[Recorded data]
--- start ---
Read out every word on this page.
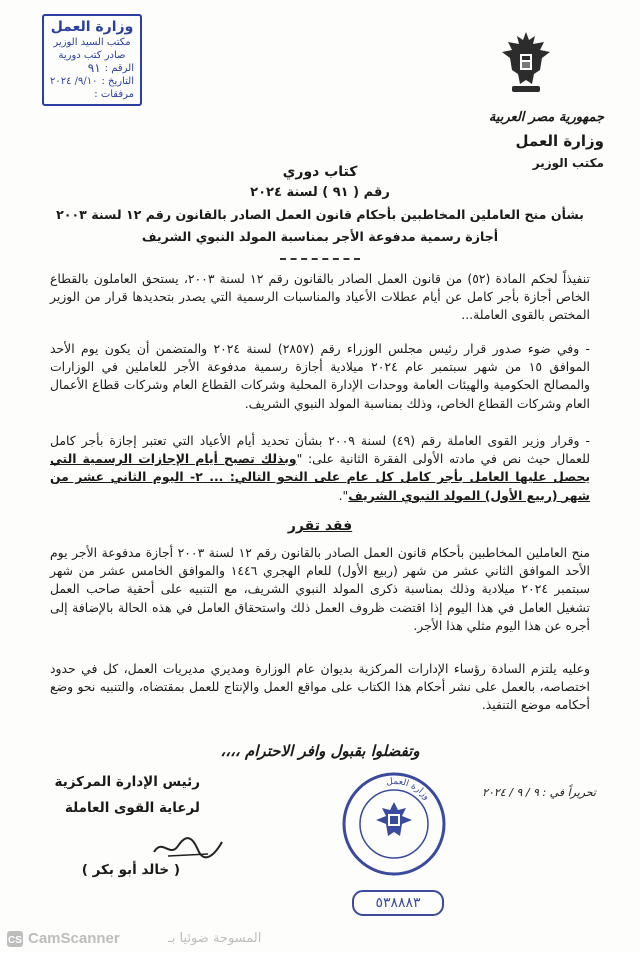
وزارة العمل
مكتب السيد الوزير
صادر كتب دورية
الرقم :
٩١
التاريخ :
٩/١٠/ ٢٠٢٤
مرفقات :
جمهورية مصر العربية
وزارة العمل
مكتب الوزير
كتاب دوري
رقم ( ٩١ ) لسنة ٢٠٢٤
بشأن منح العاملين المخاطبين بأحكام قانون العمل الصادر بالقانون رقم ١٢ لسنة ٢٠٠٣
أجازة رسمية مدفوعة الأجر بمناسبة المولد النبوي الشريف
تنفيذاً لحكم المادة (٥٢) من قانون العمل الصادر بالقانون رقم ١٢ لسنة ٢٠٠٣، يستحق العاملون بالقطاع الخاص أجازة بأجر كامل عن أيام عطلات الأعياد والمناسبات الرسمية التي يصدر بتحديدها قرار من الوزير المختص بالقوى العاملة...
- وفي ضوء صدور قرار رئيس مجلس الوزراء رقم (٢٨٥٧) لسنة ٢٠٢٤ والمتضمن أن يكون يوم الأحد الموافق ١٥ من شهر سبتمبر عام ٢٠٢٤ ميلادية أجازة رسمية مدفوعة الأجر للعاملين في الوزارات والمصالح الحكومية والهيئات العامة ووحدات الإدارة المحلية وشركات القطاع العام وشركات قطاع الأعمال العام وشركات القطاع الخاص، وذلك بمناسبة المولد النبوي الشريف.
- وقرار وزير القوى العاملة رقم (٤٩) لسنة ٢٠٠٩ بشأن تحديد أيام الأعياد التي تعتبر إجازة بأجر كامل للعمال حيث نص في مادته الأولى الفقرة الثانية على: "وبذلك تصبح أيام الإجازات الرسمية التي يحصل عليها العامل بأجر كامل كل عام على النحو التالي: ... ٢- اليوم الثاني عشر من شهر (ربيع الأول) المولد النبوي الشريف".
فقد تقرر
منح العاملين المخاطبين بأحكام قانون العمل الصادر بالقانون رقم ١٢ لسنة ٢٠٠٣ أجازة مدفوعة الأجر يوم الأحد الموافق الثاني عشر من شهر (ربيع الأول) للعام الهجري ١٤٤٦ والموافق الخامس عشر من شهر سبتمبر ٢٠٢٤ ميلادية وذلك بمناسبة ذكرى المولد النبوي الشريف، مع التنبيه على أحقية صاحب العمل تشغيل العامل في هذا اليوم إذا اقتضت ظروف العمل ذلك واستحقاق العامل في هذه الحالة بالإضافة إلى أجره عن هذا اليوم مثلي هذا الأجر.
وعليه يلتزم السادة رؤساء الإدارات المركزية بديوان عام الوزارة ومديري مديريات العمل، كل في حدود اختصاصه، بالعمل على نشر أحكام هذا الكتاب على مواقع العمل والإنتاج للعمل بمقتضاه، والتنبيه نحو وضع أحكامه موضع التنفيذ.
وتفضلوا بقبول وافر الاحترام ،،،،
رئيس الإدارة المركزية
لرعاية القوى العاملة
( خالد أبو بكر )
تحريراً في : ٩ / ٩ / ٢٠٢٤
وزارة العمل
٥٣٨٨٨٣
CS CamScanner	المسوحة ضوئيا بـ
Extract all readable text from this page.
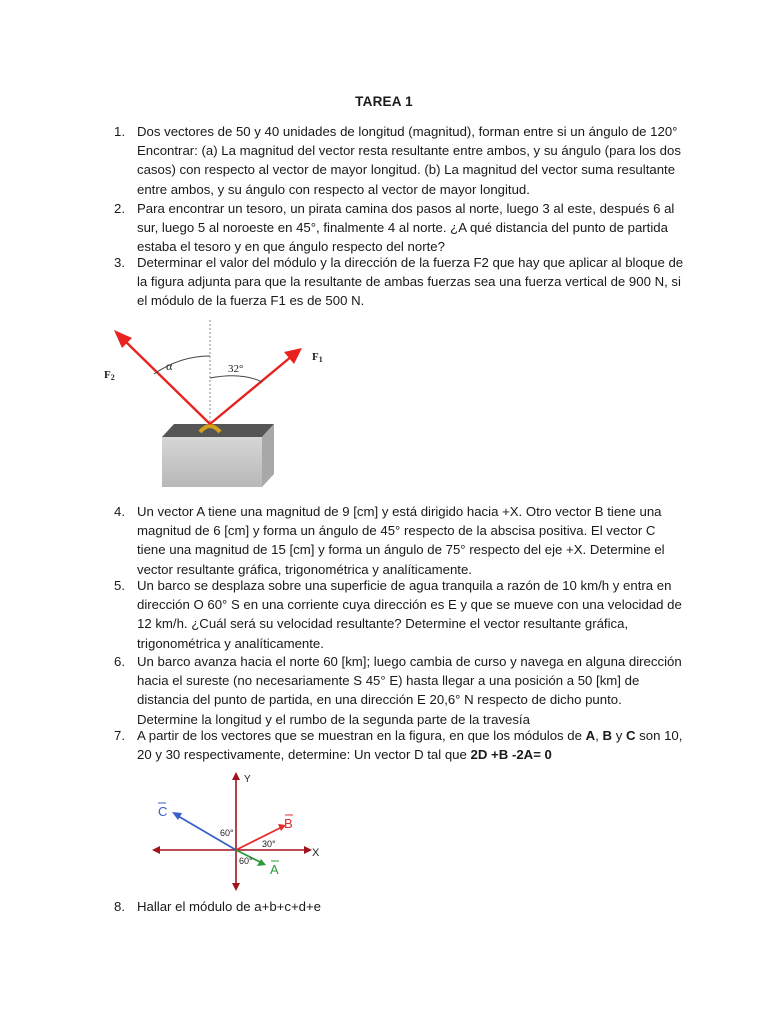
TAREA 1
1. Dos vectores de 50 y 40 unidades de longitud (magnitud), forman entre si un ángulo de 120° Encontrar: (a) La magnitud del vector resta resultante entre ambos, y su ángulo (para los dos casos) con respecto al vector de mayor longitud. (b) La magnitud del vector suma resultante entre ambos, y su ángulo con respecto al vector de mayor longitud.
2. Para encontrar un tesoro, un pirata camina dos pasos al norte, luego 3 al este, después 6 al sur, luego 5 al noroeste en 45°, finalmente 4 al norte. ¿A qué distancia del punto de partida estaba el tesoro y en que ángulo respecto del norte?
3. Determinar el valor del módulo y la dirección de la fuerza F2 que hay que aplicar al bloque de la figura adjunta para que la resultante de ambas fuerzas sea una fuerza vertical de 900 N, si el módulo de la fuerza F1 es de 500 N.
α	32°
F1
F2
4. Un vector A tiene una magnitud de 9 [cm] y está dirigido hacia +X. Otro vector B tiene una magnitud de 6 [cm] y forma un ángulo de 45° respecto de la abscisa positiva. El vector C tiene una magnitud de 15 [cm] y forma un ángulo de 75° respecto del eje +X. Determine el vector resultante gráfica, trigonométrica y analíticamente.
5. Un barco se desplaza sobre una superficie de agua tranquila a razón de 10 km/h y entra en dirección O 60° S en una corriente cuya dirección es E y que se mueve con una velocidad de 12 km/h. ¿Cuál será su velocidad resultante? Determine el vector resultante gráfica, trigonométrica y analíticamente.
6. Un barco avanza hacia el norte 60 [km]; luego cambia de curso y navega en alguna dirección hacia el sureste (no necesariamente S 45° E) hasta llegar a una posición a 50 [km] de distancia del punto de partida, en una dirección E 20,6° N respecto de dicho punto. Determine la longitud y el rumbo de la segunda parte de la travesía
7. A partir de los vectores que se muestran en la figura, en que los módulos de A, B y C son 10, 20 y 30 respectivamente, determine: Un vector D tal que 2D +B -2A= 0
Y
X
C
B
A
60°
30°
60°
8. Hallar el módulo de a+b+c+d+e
--- end ---
(WHAT THE TASK REQUIRES):
Find the lines containing "وذلك" and list every one of them.

(FINAL ANSWER):
- وفي ضوء صدور قرار رئيس مجلس الوزراء رقم (٢٨٥٧) لسنة ٢٠٢٤ والمتضمن أن يكون يوم الأحد الموافق ١٥ من شهر سبتمبر عام ٢٠٢٤ ميلادية أجازة رسمية مدفوعة الأجر للعاملين في الوزارات والمصالح الحكومية والهيئات العامة ووحدات الإدارة المحلية وشركات القطاع العام وشركات قطاع الأعمال العام وشركات القطاع الخاص، وذلك بمناسبة المولد النبوي الشريف.
منح العاملين المخاطبين بأحكام قانون العمل الصادر بالقانون رقم ١٢ لسنة ٢٠٠٣ أجازة مدفوعة الأجر يوم الأحد الموافق الثاني عشر من شهر (ربيع الأول) للعام الهجري ١٤٤٦ والموافق الخامس عشر من شهر سبتمبر ٢٠٢٤ ميلادية وذلك بمناسبة ذكرى المولد النبوي الشريف، مع التنبيه على أحقية صاحب العمل تشغيل العامل في هذا اليوم إذا اقتضت ظروف العمل ذلك واستحقاق العامل في هذه الحالة بالإضافة إلى أجره عن هذا اليوم مثلي هذا الأجر.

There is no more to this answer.